Required task: Lines containing the word "grid" are the ones to copy from the records below.

(Figure collection entries)
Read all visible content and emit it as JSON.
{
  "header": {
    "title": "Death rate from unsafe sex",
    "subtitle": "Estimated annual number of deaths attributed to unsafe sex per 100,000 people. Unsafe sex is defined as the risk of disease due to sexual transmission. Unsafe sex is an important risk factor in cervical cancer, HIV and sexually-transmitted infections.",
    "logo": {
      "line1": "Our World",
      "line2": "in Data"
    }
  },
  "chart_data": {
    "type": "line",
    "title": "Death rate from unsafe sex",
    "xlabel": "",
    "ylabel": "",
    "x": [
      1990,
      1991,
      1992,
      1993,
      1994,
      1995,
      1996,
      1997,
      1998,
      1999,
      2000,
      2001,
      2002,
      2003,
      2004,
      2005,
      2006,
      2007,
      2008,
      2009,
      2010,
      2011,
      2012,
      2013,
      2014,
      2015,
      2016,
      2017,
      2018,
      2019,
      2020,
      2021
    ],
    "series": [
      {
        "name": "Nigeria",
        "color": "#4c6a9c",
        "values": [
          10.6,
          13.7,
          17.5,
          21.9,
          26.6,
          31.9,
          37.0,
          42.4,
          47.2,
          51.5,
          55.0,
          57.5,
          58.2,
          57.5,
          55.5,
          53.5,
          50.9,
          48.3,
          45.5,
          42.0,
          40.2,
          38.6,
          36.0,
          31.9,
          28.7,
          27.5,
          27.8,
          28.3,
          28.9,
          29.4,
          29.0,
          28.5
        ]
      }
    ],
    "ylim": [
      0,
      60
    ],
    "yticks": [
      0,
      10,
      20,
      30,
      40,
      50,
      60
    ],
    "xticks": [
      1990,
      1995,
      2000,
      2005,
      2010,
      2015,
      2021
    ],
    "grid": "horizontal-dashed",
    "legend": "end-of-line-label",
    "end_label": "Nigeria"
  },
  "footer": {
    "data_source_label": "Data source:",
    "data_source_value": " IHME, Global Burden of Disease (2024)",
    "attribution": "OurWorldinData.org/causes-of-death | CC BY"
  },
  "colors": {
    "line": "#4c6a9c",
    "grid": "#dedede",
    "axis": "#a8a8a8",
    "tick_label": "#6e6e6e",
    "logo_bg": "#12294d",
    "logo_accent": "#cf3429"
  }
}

Exercise response:
    "grid": "horizontal-dashed",
    "grid": "#dedede",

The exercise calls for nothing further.